» **Aim**
Copy nothing but the text: repeat each entry exactly and drop the images.

» **Dataset rows**
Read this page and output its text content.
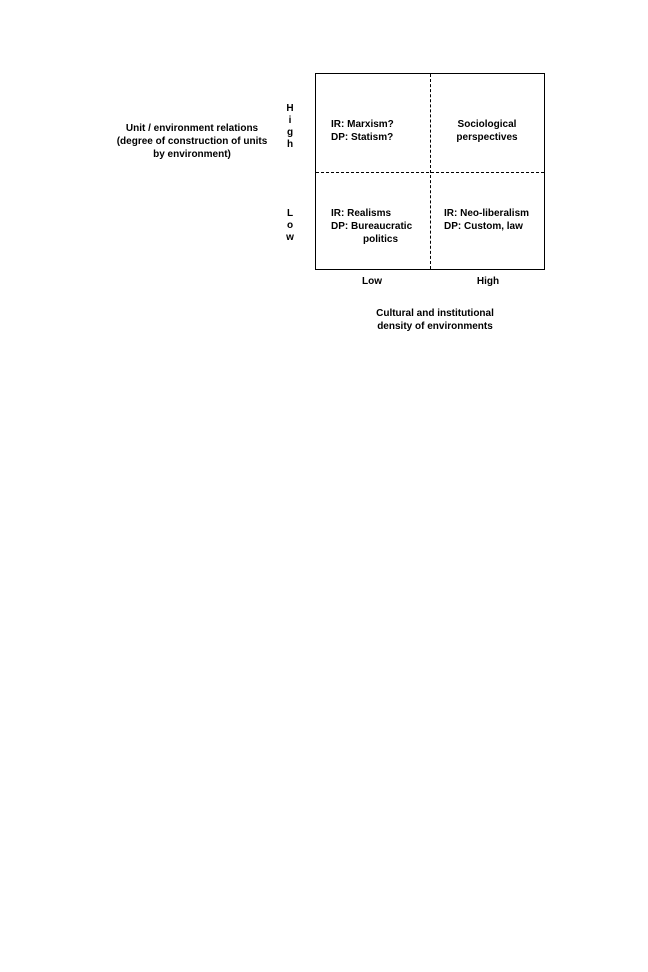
Unit / environment relations
(degree of construction of units
by environment)
H
i
g
h
L
o
w
IR: Marxism?
DP: Statism?
Sociological
perspectives
IR: Realisms
DP: Bureaucratic
politics
IR: Neo-liberalism
DP: Custom, law
Low	High
Cultural and institutional
density of environments
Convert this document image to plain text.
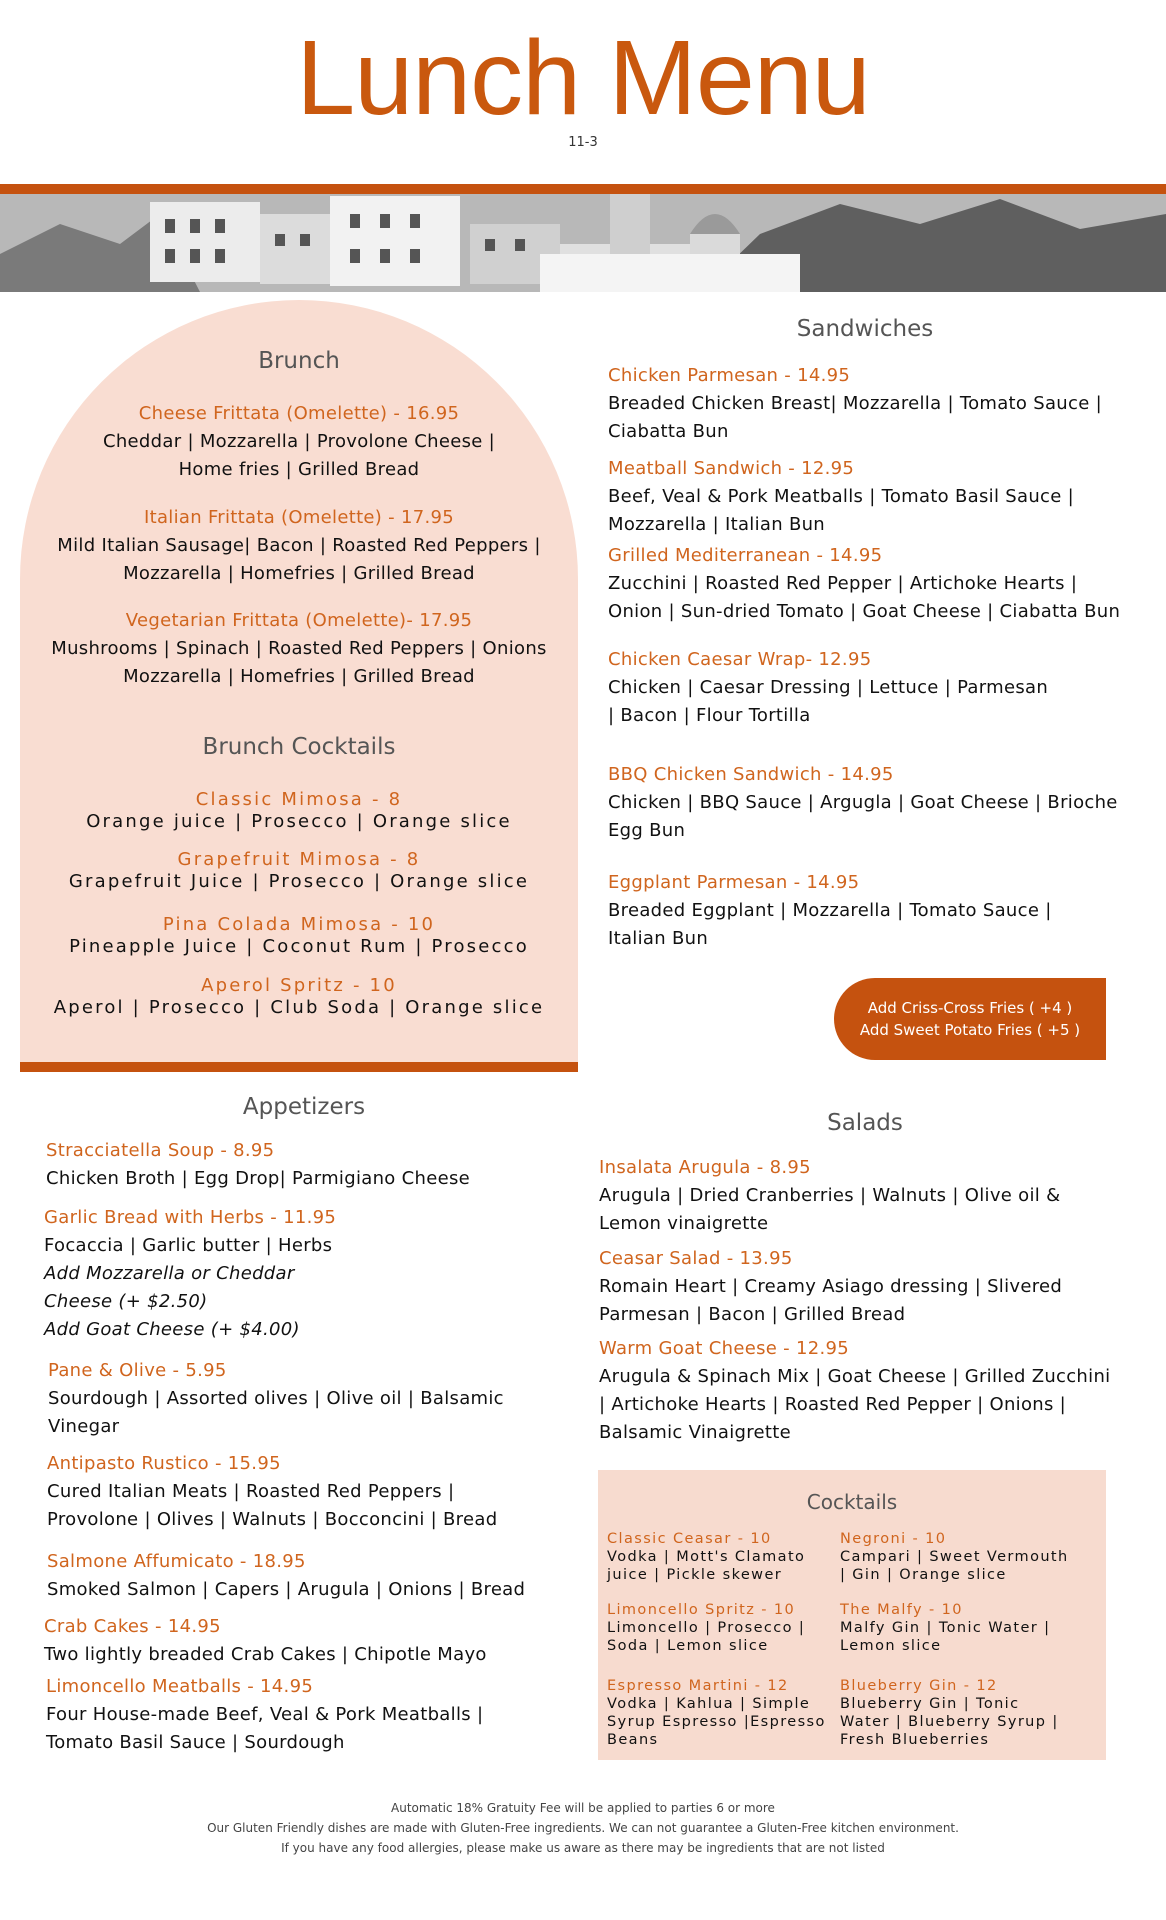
Lunch Menu
11-3
Brunch
Cheese Frittata (Omelette) - 16.95
Cheddar | Mozzarella | Provolone Cheese |
Home fries | Grilled Bread
Italian Frittata (Omelette) - 17.95
Mild Italian Sausage| Bacon | Roasted Red Peppers |
Mozzarella | Homefries | Grilled Bread
Vegetarian Frittata (Omelette)- 17.95
Mushrooms | Spinach | Roasted Red Peppers | Onions
Mozzarella | Homefries | Grilled Bread
Brunch Cocktails
Classic Mimosa - 8
Orange juice | Prosecco | Orange slice
Grapefruit Mimosa - 8
Grapefruit Juice | Prosecco | Orange slice
Pina Colada Mimosa - 10
Pineapple Juice | Coconut Rum | Prosecco
Aperol Spritz - 10
Aperol | Prosecco | Club Soda | Orange slice
Sandwiches
Chicken Parmesan - 14.95
Breaded Chicken Breast| Mozzarella | Tomato Sauce |
Ciabatta Bun
Meatball Sandwich - 12.95
Beef, Veal & Pork Meatballs | Tomato Basil Sauce |
Mozzarella | Italian Bun
Grilled Mediterranean - 14.95
Zucchini | Roasted Red Pepper | Artichoke Hearts |
Onion | Sun-dried Tomato | Goat Cheese | Ciabatta Bun
Chicken Caesar Wrap- 12.95
Chicken | Caesar Dressing | Lettuce | Parmesan
| Bacon | Flour Tortilla
BBQ Chicken Sandwich - 14.95
Chicken | BBQ Sauce | Argugla | Goat Cheese | Brioche
Egg Bun
Eggplant Parmesan - 14.95
Breaded Eggplant | Mozzarella | Tomato Sauce |
Italian Bun
Add Criss-Cross Fries ( +4 )
Add Sweet Potato Fries ( +5 )
Appetizers
Stracciatella Soup - 8.95
Chicken Broth | Egg Drop| Parmigiano Cheese
Garlic Bread with Herbs - 11.95
Focaccia | Garlic butter | Herbs
Add Mozzarella or Cheddar
Cheese (+ $2.50)
Add Goat Cheese (+ $4.00)
Pane & Olive - 5.95
Sourdough | Assorted olives | Olive oil | Balsamic
Vinegar
Antipasto Rustico - 15.95
Cured Italian Meats | Roasted Red Peppers |
Provolone | Olives | Walnuts | Bocconcini | Bread
Salmone Affumicato - 18.95
Smoked Salmon | Capers | Arugula | Onions | Bread
Crab Cakes - 14.95
Two lightly breaded Crab Cakes | Chipotle Mayo
Limoncello Meatballs - 14.95
Four House-made Beef, Veal & Pork Meatballs |
Tomato Basil Sauce | Sourdough
Salads
Insalata Arugula - 8.95
Arugula | Dried Cranberries | Walnuts | Olive oil &
Lemon vinaigrette
Ceasar Salad - 13.95
Romain Heart | Creamy Asiago dressing | Slivered
Parmesan | Bacon | Grilled Bread
Warm Goat Cheese - 12.95
Arugula & Spinach Mix | Goat Cheese | Grilled Zucchini
| Artichoke Hearts | Roasted Red Pepper | Onions |
Balsamic Vinaigrette
Cocktails
Classic Ceasar - 10
Vodka | Mott's Clamato
juice | Pickle skewer
Negroni - 10
Campari | Sweet Vermouth
| Gin | Orange slice
Limoncello Spritz - 10
Limoncello | Prosecco |
Soda | Lemon slice
The Malfy - 10
Malfy Gin | Tonic Water |
Lemon slice
Espresso Martini - 12
Vodka | Kahlua | Simple
Syrup Espresso |Espresso
Beans
Blueberry Gin - 12
Blueberry Gin | Tonic
Water | Blueberry Syrup |
Fresh Blueberries
Automatic 18% Gratuity Fee will be applied to parties 6 or more
Our Gluten Friendly dishes are made with Gluten-Free ingredients. We can not guarantee a Gluten-Free kitchen environment.
If you have any food allergies, please make us aware as there may be ingredients that are not listed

» **Final answer**
Read this page and output its text content.
Unit / environment relations
(degree of construction of units
by environment)
H
i
g
h
L
o
w
IR: Marxism?
DP: Statism?
Sociological
perspectives
IR: Realisms
DP: Bureaucratic
politics
IR: Neo-liberalism
DP: Custom, law
Low	High
Cultural and institutional
density of environments
Convert this document image to plain text.
Lunch Menu
11-3
Brunch
Cheese Frittata (Omelette) - 16.95
Cheddar | Mozzarella | Provolone Cheese |
Home fries | Grilled Bread
Italian Frittata (Omelette) - 17.95
Mild Italian Sausage| Bacon | Roasted Red Peppers |
Mozzarella | Homefries | Grilled Bread
Vegetarian Frittata (Omelette)- 17.95
Mushrooms | Spinach | Roasted Red Peppers | Onions
Mozzarella | Homefries | Grilled Bread
Brunch Cocktails
Classic Mimosa - 8
Orange juice | Prosecco | Orange slice
Grapefruit Mimosa - 8
Grapefruit Juice | Prosecco | Orange slice
Pina Colada Mimosa - 10
Pineapple Juice | Coconut Rum | Prosecco
Aperol Spritz - 10
Aperol | Prosecco | Club Soda | Orange slice
Sandwiches
Chicken Parmesan - 14.95
Breaded Chicken Breast| Mozzarella | Tomato Sauce |
Ciabatta Bun
Meatball Sandwich - 12.95
Beef, Veal & Pork Meatballs | Tomato Basil Sauce |
Mozzarella | Italian Bun
Grilled Mediterranean - 14.95
Zucchini | Roasted Red Pepper | Artichoke Hearts |
Onion | Sun-dried Tomato | Goat Cheese | Ciabatta Bun
Chicken Caesar Wrap- 12.95
Chicken | Caesar Dressing | Lettuce | Parmesan
| Bacon | Flour Tortilla
BBQ Chicken Sandwich - 14.95
Chicken | BBQ Sauce | Argugla | Goat Cheese | Brioche
Egg Bun
Eggplant Parmesan - 14.95
Breaded Eggplant | Mozzarella | Tomato Sauce |
Italian Bun
Add Criss-Cross Fries ( +4 )
Add Sweet Potato Fries ( +5 )
Appetizers
Stracciatella Soup - 8.95
Chicken Broth | Egg Drop| Parmigiano Cheese
Garlic Bread with Herbs - 11.95
Focaccia | Garlic butter | Herbs
Add Mozzarella or Cheddar
Cheese (+ $2.50)
Add Goat Cheese (+ $4.00)
Pane & Olive - 5.95
Sourdough | Assorted olives | Olive oil | Balsamic
Vinegar
Antipasto Rustico - 15.95
Cured Italian Meats | Roasted Red Peppers |
Provolone | Olives | Walnuts | Bocconcini | Bread
Salmone Affumicato - 18.95
Smoked Salmon | Capers | Arugula | Onions | Bread
Crab Cakes - 14.95
Two lightly breaded Crab Cakes | Chipotle Mayo
Limoncello Meatballs - 14.95
Four House-made Beef, Veal & Pork Meatballs |
Tomato Basil Sauce | Sourdough
Salads
Insalata Arugula - 8.95
Arugula | Dried Cranberries | Walnuts | Olive oil &
Lemon vinaigrette
Ceasar Salad - 13.95
Romain Heart | Creamy Asiago dressing | Slivered
Parmesan | Bacon | Grilled Bread
Warm Goat Cheese - 12.95
Arugula & Spinach Mix | Goat Cheese | Grilled Zucchini
| Artichoke Hearts | Roasted Red Pepper | Onions |
Balsamic Vinaigrette
Cocktails
Classic Ceasar - 10
Vodka | Mott's Clamato
juice | Pickle skewer
Negroni - 10
Campari | Sweet Vermouth
| Gin | Orange slice
Limoncello Spritz - 10
Limoncello | Prosecco |
Soda | Lemon slice
The Malfy - 10
Malfy Gin | Tonic Water |
Lemon slice
Espresso Martini - 12
Vodka | Kahlua | Simple
Syrup Espresso |Espresso
Beans
Blueberry Gin - 12
Blueberry Gin | Tonic
Water | Blueberry Syrup |
Fresh Blueberries
Automatic 18% Gratuity Fee will be applied to parties 6 or more
Our Gluten Friendly dishes are made with Gluten-Free ingredients. We can not guarantee a Gluten-Free kitchen environment.
If you have any food allergies, please make us aware as there may be ingredients that are not listed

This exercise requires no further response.